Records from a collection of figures
** start **
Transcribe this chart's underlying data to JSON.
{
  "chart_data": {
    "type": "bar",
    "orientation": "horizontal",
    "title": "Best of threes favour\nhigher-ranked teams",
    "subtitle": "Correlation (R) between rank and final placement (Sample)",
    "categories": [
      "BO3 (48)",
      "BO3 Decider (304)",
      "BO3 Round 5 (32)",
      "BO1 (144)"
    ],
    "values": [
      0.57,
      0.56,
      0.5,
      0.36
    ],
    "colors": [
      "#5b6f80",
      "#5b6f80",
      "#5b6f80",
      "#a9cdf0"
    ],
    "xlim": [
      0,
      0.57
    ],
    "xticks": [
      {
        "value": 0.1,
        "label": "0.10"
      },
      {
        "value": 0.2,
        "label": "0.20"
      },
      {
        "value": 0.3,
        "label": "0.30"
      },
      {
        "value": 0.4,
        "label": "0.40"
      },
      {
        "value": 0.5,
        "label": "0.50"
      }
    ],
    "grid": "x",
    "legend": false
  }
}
** end **
» REQUEST:
Copy out every line from the records that has the word "label".

» TASK SOLUTION:
        "label": "0.10"
        "label": "0.20"
        "label": "0.30"
        "label": "0.40"
        "label": "0.50"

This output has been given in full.